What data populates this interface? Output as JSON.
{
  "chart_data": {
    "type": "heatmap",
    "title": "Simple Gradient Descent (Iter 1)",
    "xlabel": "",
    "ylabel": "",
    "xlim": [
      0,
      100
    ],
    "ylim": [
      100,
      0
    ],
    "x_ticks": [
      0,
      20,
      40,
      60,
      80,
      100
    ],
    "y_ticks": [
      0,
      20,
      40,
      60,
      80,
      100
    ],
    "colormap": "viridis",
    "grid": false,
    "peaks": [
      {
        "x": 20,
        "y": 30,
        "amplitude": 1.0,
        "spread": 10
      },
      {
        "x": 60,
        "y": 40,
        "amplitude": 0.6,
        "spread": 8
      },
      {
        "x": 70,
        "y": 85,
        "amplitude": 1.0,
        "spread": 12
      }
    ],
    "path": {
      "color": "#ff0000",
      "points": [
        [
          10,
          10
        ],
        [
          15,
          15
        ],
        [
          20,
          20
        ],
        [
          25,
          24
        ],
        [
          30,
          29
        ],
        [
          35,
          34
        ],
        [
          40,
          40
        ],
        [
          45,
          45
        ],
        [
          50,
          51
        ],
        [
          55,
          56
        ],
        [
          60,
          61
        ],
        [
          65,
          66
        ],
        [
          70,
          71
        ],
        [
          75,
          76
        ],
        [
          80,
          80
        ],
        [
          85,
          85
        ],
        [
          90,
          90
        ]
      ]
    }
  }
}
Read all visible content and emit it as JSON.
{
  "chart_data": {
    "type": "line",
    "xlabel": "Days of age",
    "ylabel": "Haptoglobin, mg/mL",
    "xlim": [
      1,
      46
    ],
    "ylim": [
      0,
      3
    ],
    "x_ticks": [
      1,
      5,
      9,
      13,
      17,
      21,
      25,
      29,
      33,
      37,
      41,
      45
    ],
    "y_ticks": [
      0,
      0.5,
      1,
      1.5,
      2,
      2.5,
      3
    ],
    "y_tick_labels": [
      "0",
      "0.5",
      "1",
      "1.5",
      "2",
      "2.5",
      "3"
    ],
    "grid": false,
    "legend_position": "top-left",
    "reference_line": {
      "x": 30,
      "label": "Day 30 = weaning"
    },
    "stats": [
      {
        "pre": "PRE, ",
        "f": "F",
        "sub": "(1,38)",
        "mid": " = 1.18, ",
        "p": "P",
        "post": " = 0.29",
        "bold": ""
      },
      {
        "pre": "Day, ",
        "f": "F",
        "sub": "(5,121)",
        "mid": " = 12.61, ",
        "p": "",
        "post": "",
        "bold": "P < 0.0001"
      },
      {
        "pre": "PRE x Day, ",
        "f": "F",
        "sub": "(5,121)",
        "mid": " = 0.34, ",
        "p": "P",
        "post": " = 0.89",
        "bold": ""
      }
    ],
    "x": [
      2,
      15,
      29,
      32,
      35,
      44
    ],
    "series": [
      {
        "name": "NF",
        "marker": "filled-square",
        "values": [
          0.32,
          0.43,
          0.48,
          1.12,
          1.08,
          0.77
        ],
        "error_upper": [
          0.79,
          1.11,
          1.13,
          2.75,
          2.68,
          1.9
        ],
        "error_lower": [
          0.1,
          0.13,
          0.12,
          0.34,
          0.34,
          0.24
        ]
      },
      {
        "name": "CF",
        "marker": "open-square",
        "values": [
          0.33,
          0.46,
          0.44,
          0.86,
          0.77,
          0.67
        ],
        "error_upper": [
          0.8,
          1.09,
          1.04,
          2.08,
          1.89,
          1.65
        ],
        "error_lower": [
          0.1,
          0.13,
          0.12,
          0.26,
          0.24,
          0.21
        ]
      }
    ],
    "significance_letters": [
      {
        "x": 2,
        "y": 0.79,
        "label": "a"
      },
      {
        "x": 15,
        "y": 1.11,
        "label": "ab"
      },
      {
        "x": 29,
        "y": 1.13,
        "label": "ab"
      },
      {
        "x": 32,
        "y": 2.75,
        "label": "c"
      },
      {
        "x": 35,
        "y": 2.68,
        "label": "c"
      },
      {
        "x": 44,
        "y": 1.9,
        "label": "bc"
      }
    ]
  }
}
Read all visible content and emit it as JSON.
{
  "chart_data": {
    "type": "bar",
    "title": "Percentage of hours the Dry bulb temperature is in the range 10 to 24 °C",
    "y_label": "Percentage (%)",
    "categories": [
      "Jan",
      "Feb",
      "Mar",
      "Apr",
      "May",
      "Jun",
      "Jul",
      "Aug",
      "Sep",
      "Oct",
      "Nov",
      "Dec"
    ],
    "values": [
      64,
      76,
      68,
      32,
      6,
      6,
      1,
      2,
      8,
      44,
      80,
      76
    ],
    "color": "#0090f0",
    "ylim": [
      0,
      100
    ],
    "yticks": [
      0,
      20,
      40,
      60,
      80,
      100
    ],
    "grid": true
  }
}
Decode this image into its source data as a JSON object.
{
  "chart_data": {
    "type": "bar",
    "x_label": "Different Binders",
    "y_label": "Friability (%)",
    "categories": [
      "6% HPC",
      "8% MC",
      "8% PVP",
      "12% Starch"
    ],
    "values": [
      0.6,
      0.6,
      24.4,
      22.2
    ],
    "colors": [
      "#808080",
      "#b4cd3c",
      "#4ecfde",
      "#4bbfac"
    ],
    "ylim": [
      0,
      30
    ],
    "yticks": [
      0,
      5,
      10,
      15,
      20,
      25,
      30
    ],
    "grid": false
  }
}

┄┄┄┄┄┄┄┄┄┄┄┄┄┄┄┄┄┄┄┄

_EXERCISE GOAL_. Write out every entry exactly as given.

_RESPONSE BELOW_.
What data populates this interface? Output as JSON.
{
  "chart_data": {
    "type": "heatmap",
    "title": "Simple Gradient Descent (Iter 1)",
    "xlabel": "",
    "ylabel": "",
    "xlim": [
      0,
      100
    ],
    "ylim": [
      100,
      0
    ],
    "x_ticks": [
      0,
      20,
      40,
      60,
      80,
      100
    ],
    "y_ticks": [
      0,
      20,
      40,
      60,
      80,
      100
    ],
    "colormap": "viridis",
    "grid": false,
    "peaks": [
      {
        "x": 20,
        "y": 30,
        "amplitude": 1.0,
        "spread": 10
      },
      {
        "x": 60,
        "y": 40,
        "amplitude": 0.6,
        "spread": 8
      },
      {
        "x": 70,
        "y": 85,
        "amplitude": 1.0,
        "spread": 12
      }
    ],
    "path": {
      "color": "#ff0000",
      "points": [
        [
          10,
          10
        ],
        [
          15,
          15
        ],
        [
          20,
          20
        ],
        [
          25,
          24
        ],
        [
          30,
          29
        ],
        [
          35,
          34
        ],
        [
          40,
          40
        ],
        [
          45,
          45
        ],
        [
          50,
          51
        ],
        [
          55,
          56
        ],
        [
          60,
          61
        ],
        [
          65,
          66
        ],
        [
          70,
          71
        ],
        [
          75,
          76
        ],
        [
          80,
          80
        ],
        [
          85,
          85
        ],
        [
          90,
          90
        ]
      ]
    }
  }
}
Read all visible content and emit it as JSON.
{
  "chart_data": {
    "type": "line",
    "xlabel": "Days of age",
    "ylabel": "Haptoglobin, mg/mL",
    "xlim": [
      1,
      46
    ],
    "ylim": [
      0,
      3
    ],
    "x_ticks": [
      1,
      5,
      9,
      13,
      17,
      21,
      25,
      29,
      33,
      37,
      41,
      45
    ],
    "y_ticks": [
      0,
      0.5,
      1,
      1.5,
      2,
      2.5,
      3
    ],
    "y_tick_labels": [
      "0",
      "0.5",
      "1",
      "1.5",
      "2",
      "2.5",
      "3"
    ],
    "grid": false,
    "legend_position": "top-left",
    "reference_line": {
      "x": 30,
      "label": "Day 30 = weaning"
    },
    "stats": [
      {
        "pre": "PRE, ",
        "f": "F",
        "sub": "(1,38)",
        "mid": " = 1.18, ",
        "p": "P",
        "post": " = 0.29",
        "bold": ""
      },
      {
        "pre": "Day, ",
        "f": "F",
        "sub": "(5,121)",
        "mid": " = 12.61, ",
        "p": "",
        "post": "",
        "bold": "P < 0.0001"
      },
      {
        "pre": "PRE x Day, ",
        "f": "F",
        "sub": "(5,121)",
        "mid": " = 0.34, ",
        "p": "P",
        "post": " = 0.89",
        "bold": ""
      }
    ],
    "x": [
      2,
      15,
      29,
      32,
      35,
      44
    ],
    "series": [
      {
        "name": "NF",
        "marker": "filled-square",
        "values": [
          0.32,
          0.43,
          0.48,
          1.12,
          1.08,
          0.77
        ],
        "error_upper": [
          0.79,
          1.11,
          1.13,
          2.75,
          2.68,
          1.9
        ],
        "error_lower": [
          0.1,
          0.13,
          0.12,
          0.34,
          0.34,
          0.24
        ]
      },
      {
        "name": "CF",
        "marker": "open-square",
        "values": [
          0.33,
          0.46,
          0.44,
          0.86,
          0.77,
          0.67
        ],
        "error_upper": [
          0.8,
          1.09,
          1.04,
          2.08,
          1.89,
          1.65
        ],
        "error_lower": [
          0.1,
          0.13,
          0.12,
          0.26,
          0.24,
          0.21
        ]
      }
    ],
    "significance_letters": [
      {
        "x": 2,
        "y": 0.79,
        "label": "a"
      },
      {
        "x": 15,
        "y": 1.11,
        "label": "ab"
      },
      {
        "x": 29,
        "y": 1.13,
        "label": "ab"
      },
      {
        "x": 32,
        "y": 2.75,
        "label": "c"
      },
      {
        "x": 35,
        "y": 2.68,
        "label": "c"
      },
      {
        "x": 44,
        "y": 1.9,
        "label": "bc"
      }
    ]
  }
}
Read all visible content and emit it as JSON.
{
  "chart_data": {
    "type": "bar",
    "title": "Percentage of hours the Dry bulb temperature is in the range 10 to 24 °C",
    "y_label": "Percentage (%)",
    "categories": [
      "Jan",
      "Feb",
      "Mar",
      "Apr",
      "May",
      "Jun",
      "Jul",
      "Aug",
      "Sep",
      "Oct",
      "Nov",
      "Dec"
    ],
    "values": [
      64,
      76,
      68,
      32,
      6,
      6,
      1,
      2,
      8,
      44,
      80,
      76
    ],
    "color": "#0090f0",
    "ylim": [
      0,
      100
    ],
    "yticks": [
      0,
      20,
      40,
      60,
      80,
      100
    ],
    "grid": true
  }
}
Decode this image into its source data as a JSON object.
{
  "chart_data": {
    "type": "bar",
    "x_label": "Different Binders",
    "y_label": "Friability (%)",
    "categories": [
      "6% HPC",
      "8% MC",
      "8% PVP",
      "12% Starch"
    ],
    "values": [
      0.6,
      0.6,
      24.4,
      22.2
    ],
    "colors": [
      "#808080",
      "#b4cd3c",
      "#4ecfde",
      "#4bbfac"
    ],
    "ylim": [
      0,
      30
    ],
    "yticks": [
      0,
      5,
      10,
      15,
      20,
      25,
      30
    ],
    "grid": false
  }
}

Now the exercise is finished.